* _Collected data_
::::

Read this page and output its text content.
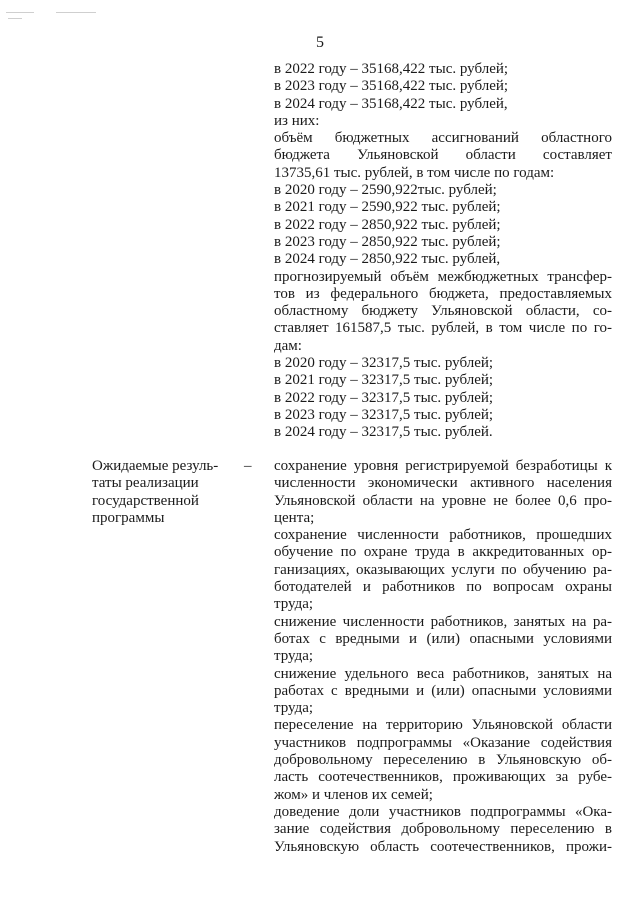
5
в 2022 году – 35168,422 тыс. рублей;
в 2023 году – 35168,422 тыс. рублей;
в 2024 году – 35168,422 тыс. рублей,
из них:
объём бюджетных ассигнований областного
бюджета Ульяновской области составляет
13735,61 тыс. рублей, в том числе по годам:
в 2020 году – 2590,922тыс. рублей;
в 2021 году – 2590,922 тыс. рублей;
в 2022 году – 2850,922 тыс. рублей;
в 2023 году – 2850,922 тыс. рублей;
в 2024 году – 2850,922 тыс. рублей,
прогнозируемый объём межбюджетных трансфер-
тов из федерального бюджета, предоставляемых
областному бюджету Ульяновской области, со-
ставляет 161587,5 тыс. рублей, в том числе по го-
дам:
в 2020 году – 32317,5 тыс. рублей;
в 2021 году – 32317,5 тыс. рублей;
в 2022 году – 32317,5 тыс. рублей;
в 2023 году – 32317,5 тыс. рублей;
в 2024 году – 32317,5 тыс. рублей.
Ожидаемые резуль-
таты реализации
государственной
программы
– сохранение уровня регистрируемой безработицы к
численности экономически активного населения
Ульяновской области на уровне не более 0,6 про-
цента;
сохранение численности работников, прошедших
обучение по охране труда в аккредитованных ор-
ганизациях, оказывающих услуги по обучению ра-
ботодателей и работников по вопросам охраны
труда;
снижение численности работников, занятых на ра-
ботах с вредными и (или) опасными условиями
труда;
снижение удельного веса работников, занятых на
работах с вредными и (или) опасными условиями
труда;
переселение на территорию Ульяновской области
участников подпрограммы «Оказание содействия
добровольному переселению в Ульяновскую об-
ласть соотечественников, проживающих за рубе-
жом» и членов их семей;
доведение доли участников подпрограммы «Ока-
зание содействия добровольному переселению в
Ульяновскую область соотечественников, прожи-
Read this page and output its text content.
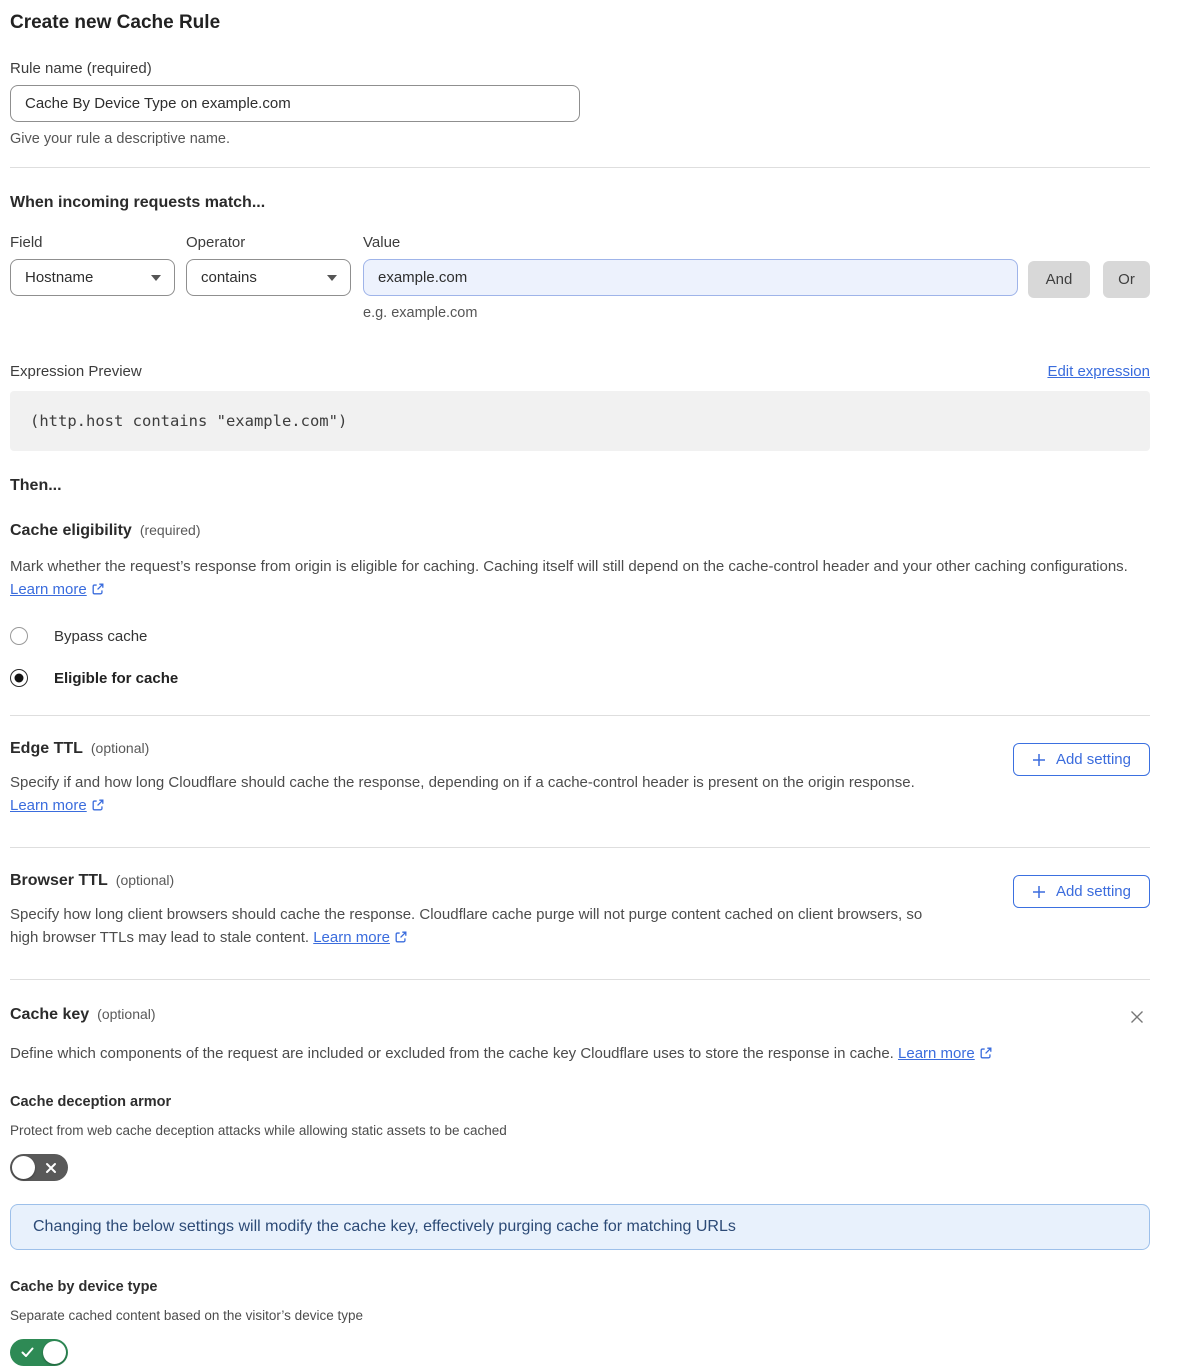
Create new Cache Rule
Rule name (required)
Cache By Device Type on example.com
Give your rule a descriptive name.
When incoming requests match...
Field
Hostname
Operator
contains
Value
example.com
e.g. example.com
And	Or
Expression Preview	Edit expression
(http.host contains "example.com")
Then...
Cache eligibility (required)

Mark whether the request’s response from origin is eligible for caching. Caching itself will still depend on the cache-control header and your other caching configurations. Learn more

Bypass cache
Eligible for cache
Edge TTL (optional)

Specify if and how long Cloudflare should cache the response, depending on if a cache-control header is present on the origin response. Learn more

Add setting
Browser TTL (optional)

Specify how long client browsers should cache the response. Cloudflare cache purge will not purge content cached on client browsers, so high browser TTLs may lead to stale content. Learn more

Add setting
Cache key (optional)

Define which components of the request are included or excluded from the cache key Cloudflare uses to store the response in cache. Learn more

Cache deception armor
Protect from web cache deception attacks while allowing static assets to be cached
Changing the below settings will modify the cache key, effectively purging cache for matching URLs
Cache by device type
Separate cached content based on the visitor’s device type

::::

* _GIVEN REQUEST_
Print all of the entries word for word. Skip any images they contain.

* _THE REPLY_
Read this page and output its text content.
5
в 2022 году – 35168,422 тыс. рублей;
в 2023 году – 35168,422 тыс. рублей;
в 2024 году – 35168,422 тыс. рублей,
из них:
объём бюджетных ассигнований областного
бюджета Ульяновской области составляет
13735,61 тыс. рублей, в том числе по годам:
в 2020 году – 2590,922тыс. рублей;
в 2021 году – 2590,922 тыс. рублей;
в 2022 году – 2850,922 тыс. рублей;
в 2023 году – 2850,922 тыс. рублей;
в 2024 году – 2850,922 тыс. рублей,
прогнозируемый объём межбюджетных трансфер-
тов из федерального бюджета, предоставляемых
областному бюджету Ульяновской области, со-
ставляет 161587,5 тыс. рублей, в том числе по го-
дам:
в 2020 году – 32317,5 тыс. рублей;
в 2021 году – 32317,5 тыс. рублей;
в 2022 году – 32317,5 тыс. рублей;
в 2023 году – 32317,5 тыс. рублей;
в 2024 году – 32317,5 тыс. рублей.
Ожидаемые резуль-
таты реализации
государственной
программы
– сохранение уровня регистрируемой безработицы к
численности экономически активного населения
Ульяновской области на уровне не более 0,6 про-
цента;
сохранение численности работников, прошедших
обучение по охране труда в аккредитованных ор-
ганизациях, оказывающих услуги по обучению ра-
ботодателей и работников по вопросам охраны
труда;
снижение численности работников, занятых на ра-
ботах с вредными и (или) опасными условиями
труда;
снижение удельного веса работников, занятых на
работах с вредными и (или) опасными условиями
труда;
переселение на территорию Ульяновской области
участников подпрограммы «Оказание содействия
добровольному переселению в Ульяновскую об-
ласть соотечественников, проживающих за рубе-
жом» и членов их семей;
доведение доли участников подпрограммы «Ока-
зание содействия добровольному переселению в
Ульяновскую область соотечественников, прожи-
Read this page and output its text content.
Create new Cache Rule
Rule name (required)
Cache By Device Type on example.com
Give your rule a descriptive name.
When incoming requests match...
Field
Hostname
Operator
contains
Value
example.com
e.g. example.com
And	Or
Expression Preview	Edit expression
(http.host contains "example.com")
Then...
Cache eligibility (required)

Mark whether the request’s response from origin is eligible for caching. Caching itself will still depend on the cache-control header and your other caching configurations. Learn more

Bypass cache
Eligible for cache
Edge TTL (optional)

Specify if and how long Cloudflare should cache the response, depending on if a cache-control header is present on the origin response. Learn more

Add setting
Browser TTL (optional)

Specify how long client browsers should cache the response. Cloudflare cache purge will not purge content cached on client browsers, so high browser TTLs may lead to stale content. Learn more

Add setting
Cache key (optional)

Define which components of the request are included or excluded from the cache key Cloudflare uses to store the response in cache. Learn more

Cache deception armor
Protect from web cache deception attacks while allowing static assets to be cached
Changing the below settings will modify the cache key, effectively purging cache for matching URLs
Cache by device type
Separate cached content based on the visitor’s device type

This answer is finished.